----- Text section

The Conditional Random-Effects Variance Component in Meta-regression

Michael T. Brannick

Guy Cafri

University of SouthFlorida

Paper presented in S. B. Morris (Chair), Meta-analysis: Advances in methods and practice. Symposium presented at the 24th annual conference of the Society for Industrial and Organizational Psychology, New Orleans.

The Conditional Random-Effects Variance Component in Meta-regression

Most meta-analysts attempt to understand the sources of variance in their effect sizes, typically by partitioning the observed variance into pieces related to (a) sampling error (and perhaps other statistical artifacts), (b) moderators, and (c) a residual that represents ‘true’ variation in effect sizes that cannot be explained by artifacts and available moderators. After subtracting sampling and moderator variance from the observed effect sizes, what remains is a residual variance that we call the conditional random-effects variance component (CREVC;Hedges & Pigott, 2004, describe the importance of the CREVC). The unconditional random-effects variance component is what Hunter and Schmidt (2004) would call the square of SDrho (; variance of effect sizes less artifacts but not moderators). This paper’s concern is conditional or residual because it is the REVC when holding the available moderator(s) constant.

Suppose that the unconditional REVC is greater than zero. Then moderators are at work and it makes sense to discover what they are. If our available moderators explain all the variance in effect sizes (beyond sampling error), then the CREVC will be zero, and we have a fixed-effects analysis. If the moderators do not explain all the variance in effect sizes (beyond sampling error), then the CREVC is greater than zero, and some additional moderators remain to be discovered. The preferred technique for data analysis with continuous moderators in the case of a positive CREVC is called a random-effects or mixed-effects regression (Lipsey & Wilson, 2001).

----------
----- Supplied material

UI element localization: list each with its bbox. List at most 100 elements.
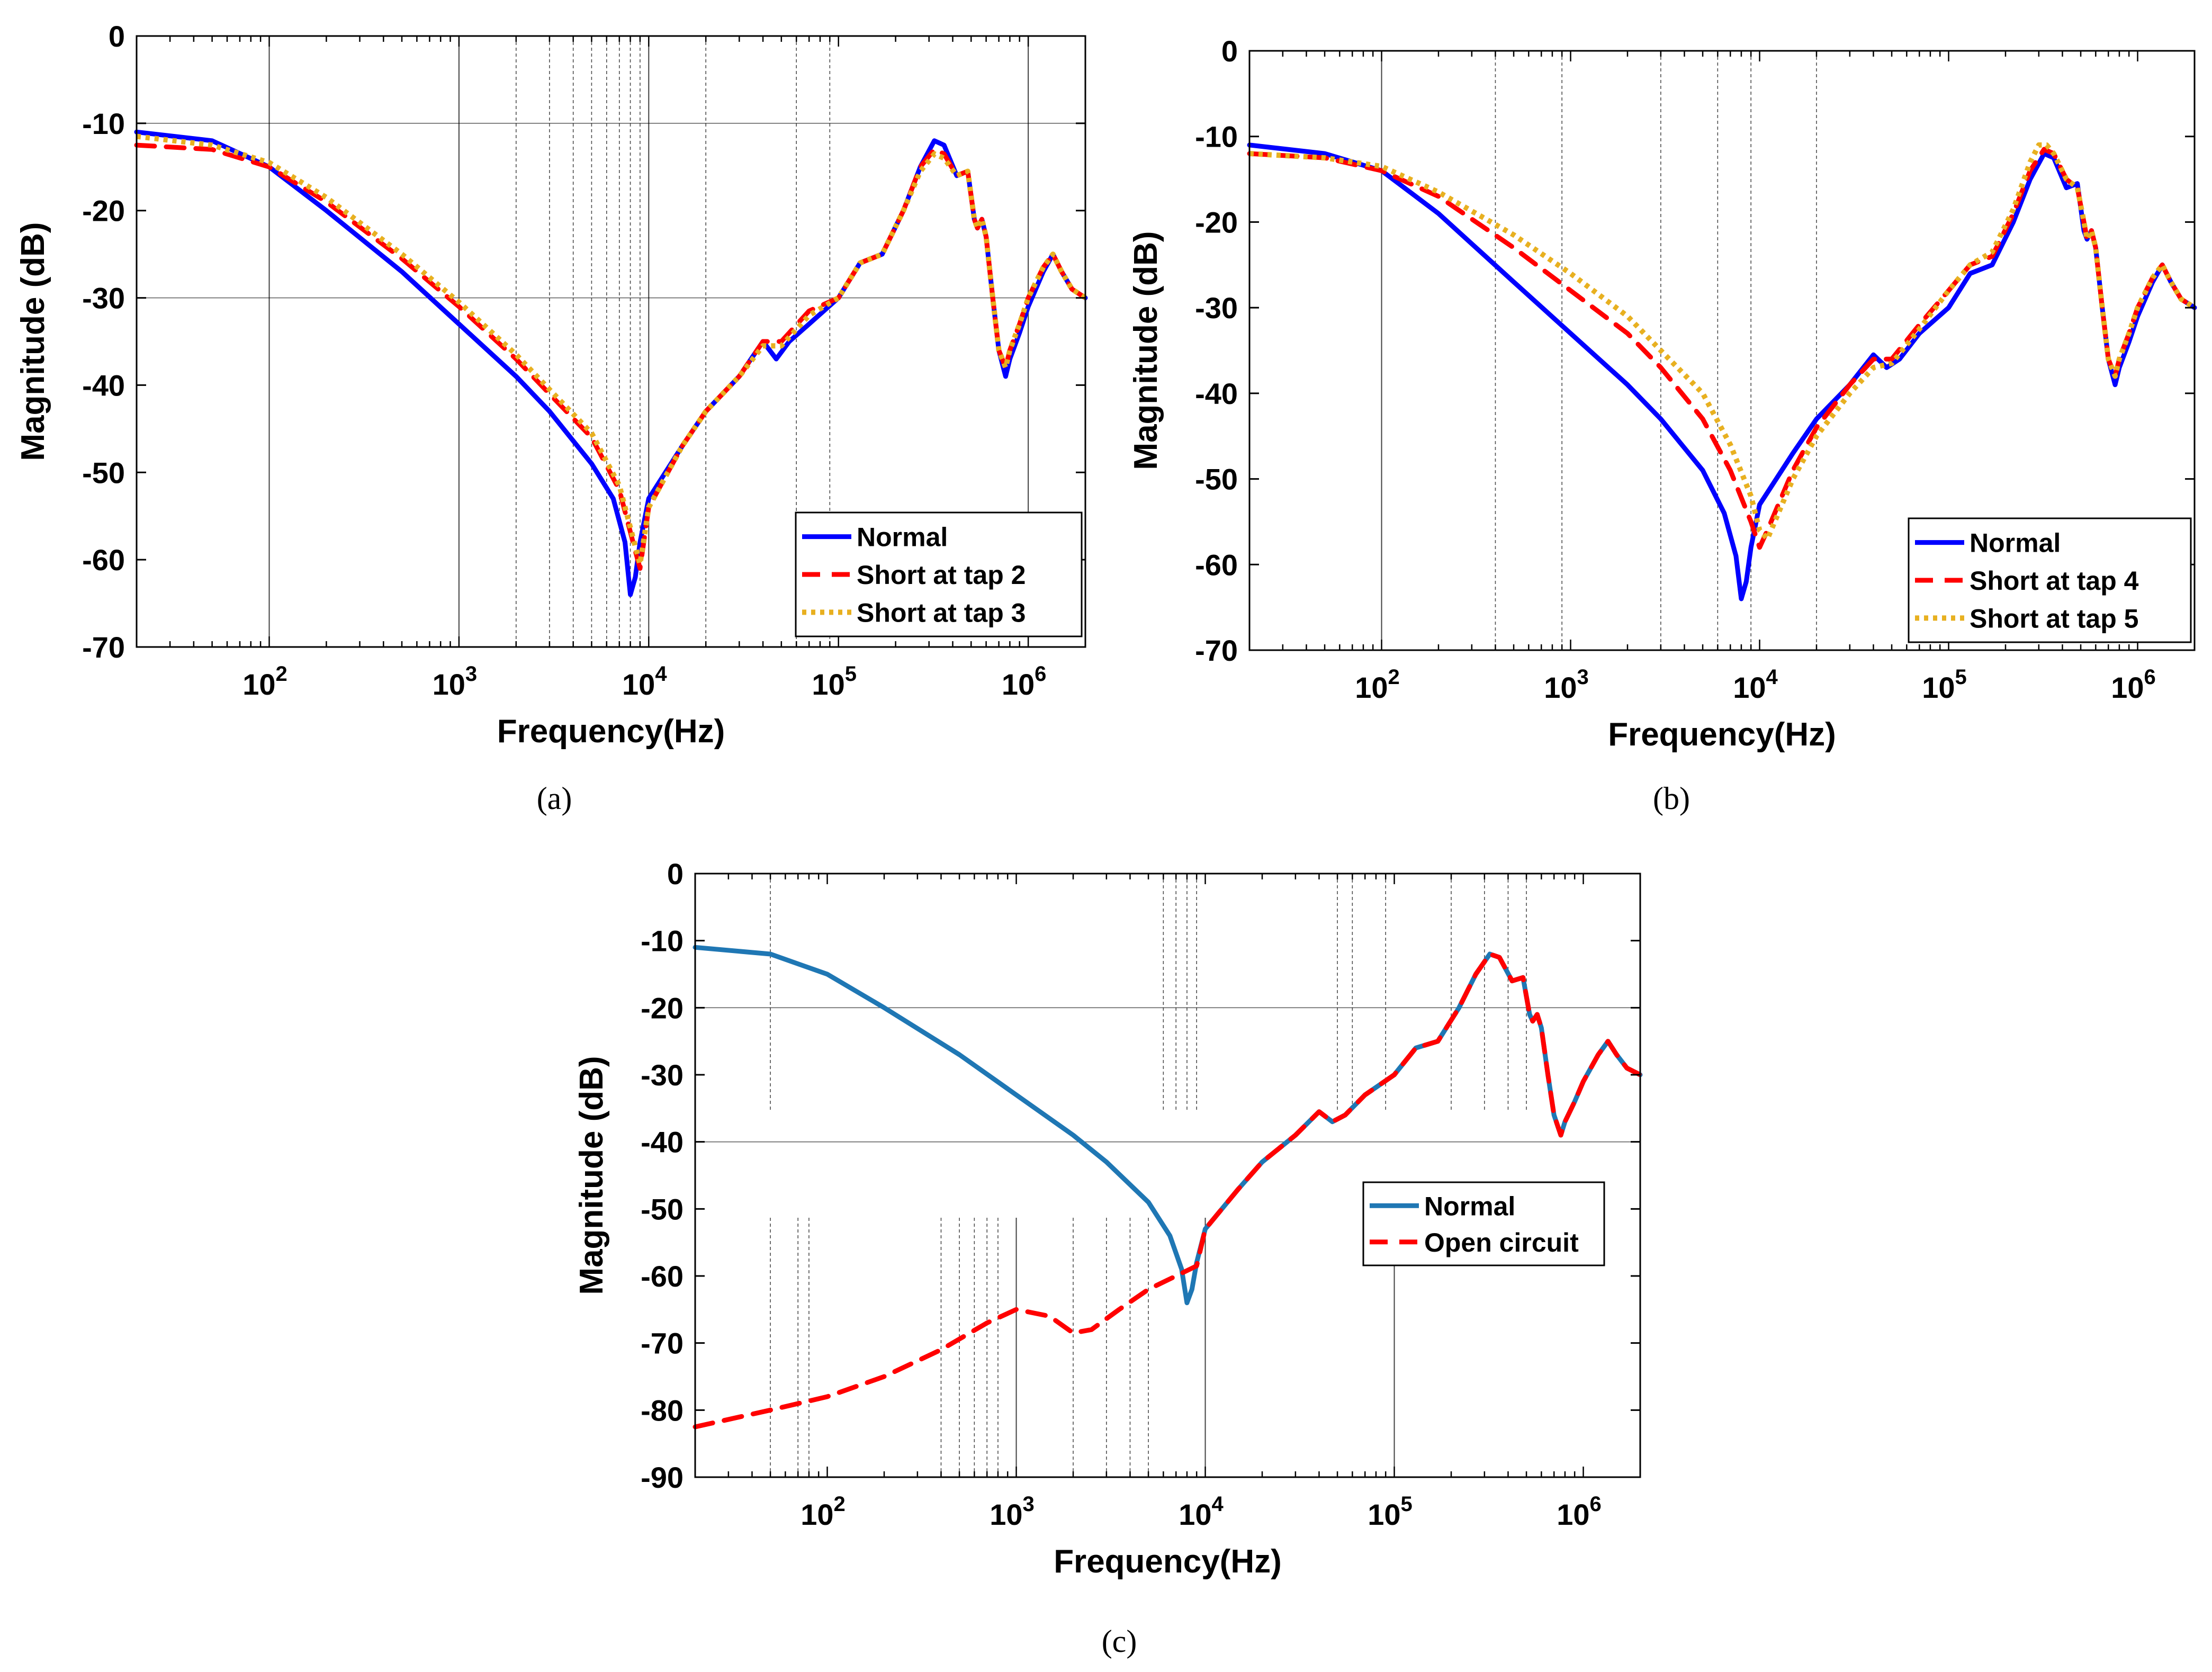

----------

- **What you should do**
Please return the text on the conditional random-effects variance component in full, word for word. The data stand apart from the text on the conditional random-effects variance component.

- **The completed task**
The Conditional Random-Effects Variance Component in Meta-regression

Michael T. Brannick

Guy Cafri

University of SouthFlorida

Paper presented in S. B. Morris (Chair), Meta-analysis: Advances in methods and practice. Symposium presented at the 24th annual conference of the Society for Industrial and Organizational Psychology, New Orleans.

The Conditional Random-Effects Variance Component in Meta-regression

Most meta-analysts attempt to understand the sources of variance in their effect sizes, typically by partitioning the observed variance into pieces related to (a) sampling error (and perhaps other statistical artifacts), (b) moderators, and (c) a residual that represents ‘true’ variation in effect sizes that cannot be explained by artifacts and available moderators. After subtracting sampling and moderator variance from the observed effect sizes, what remains is a residual variance that we call the conditional random-effects variance component (CREVC;Hedges & Pigott, 2004, describe the importance of the CREVC). The unconditional random-effects variance component is what Hunter and Schmidt (2004) would call the square of SDrho (; variance of effect sizes less artifacts but not moderators). This paper’s concern is conditional or residual because it is the REVC when holding the available moderator(s) constant.

Suppose that the unconditional REVC is greater than zero. Then moderators are at work and it makes sense to discover what they are. If our available moderators explain all the variance in effect sizes (beyond sampling error), then the CREVC will be zero, and we have a fixed-effects analysis. If the moderators do not explain all the variance in effect sizes (beyond sampling error), then the CREVC is greater than zero, and some additional moderators remain to be discovered. The preferred technique for data analysis with continuous moderators in the case of a positive CREVC is called a random-effects or mixed-effects regression (Lipsey & Wilson, 2001).